→ **Required task**
An exact copy of the records is required, minus the pictures they hold.

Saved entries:

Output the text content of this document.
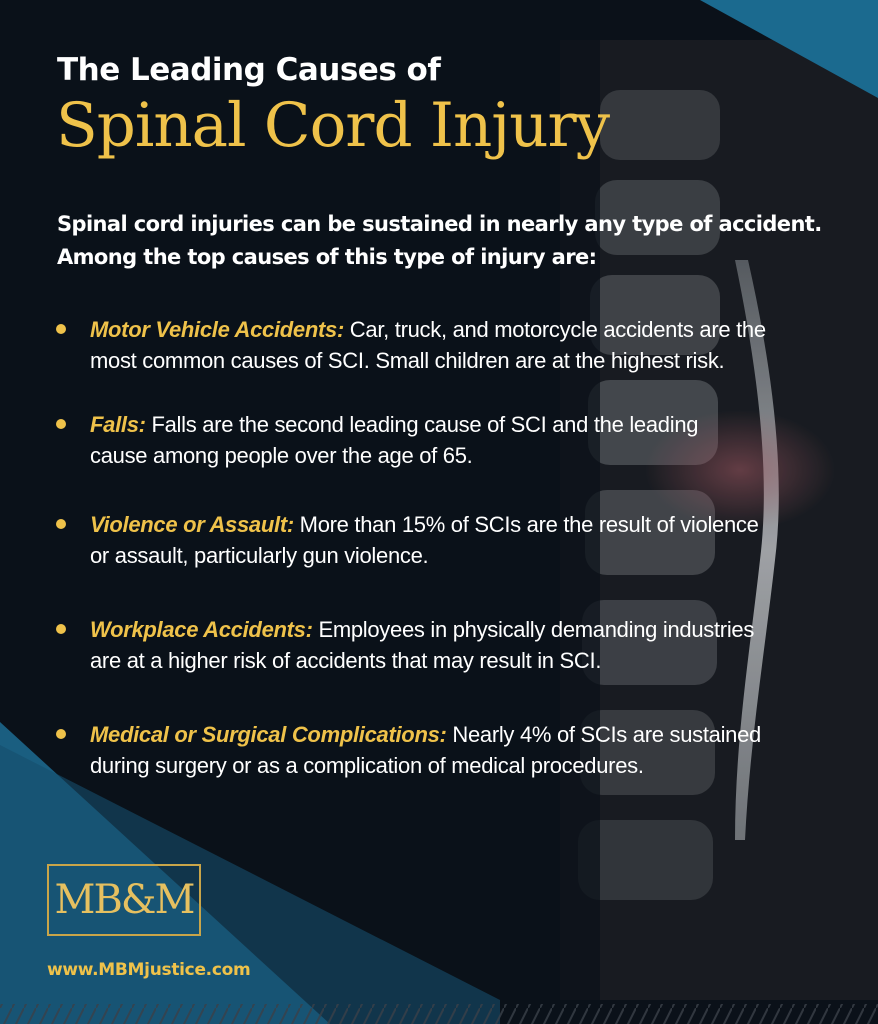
The Leading Causes of
Spinal Cord Injury

Spinal cord injuries can be sustained in nearly any type of accident.
Among the top causes of this type of injury are:

Motor Vehicle Accidents: Car, truck, and motorcycle accidents are the
most common causes of SCI. Small children are at the highest risk.
Falls: Falls are the second leading cause of SCI and the leading
cause among people over the age of 65.
Violence or Assault: More than 15% of SCIs are the result of violence
or assault, particularly gun violence.
Workplace Accidents: Employees in physically demanding industries
are at a higher risk of accidents that may result in SCI.
Medical or Surgical Complications: Nearly 4% of SCIs are sustained
during surgery or as a complication of medical procedures.
MB&M
www.MBMjustice.com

→ **Correct output**
Output the text content of this document.
The Leading Causes of
Spinal Cord Injury

Spinal cord injuries can be sustained in nearly any type of accident.
Among the top causes of this type of injury are:

Motor Vehicle Accidents: Car, truck, and motorcycle accidents are the
most common causes of SCI. Small children are at the highest risk.
Falls: Falls are the second leading cause of SCI and the leading
cause among people over the age of 65.
Violence or Assault: More than 15% of SCIs are the result of violence
or assault, particularly gun violence.
Workplace Accidents: Employees in physically demanding industries
are at a higher risk of accidents that may result in SCI.
Medical or Surgical Complications: Nearly 4% of SCIs are sustained
during surgery or as a complication of medical procedures.
MB&M
www.MBMjustice.com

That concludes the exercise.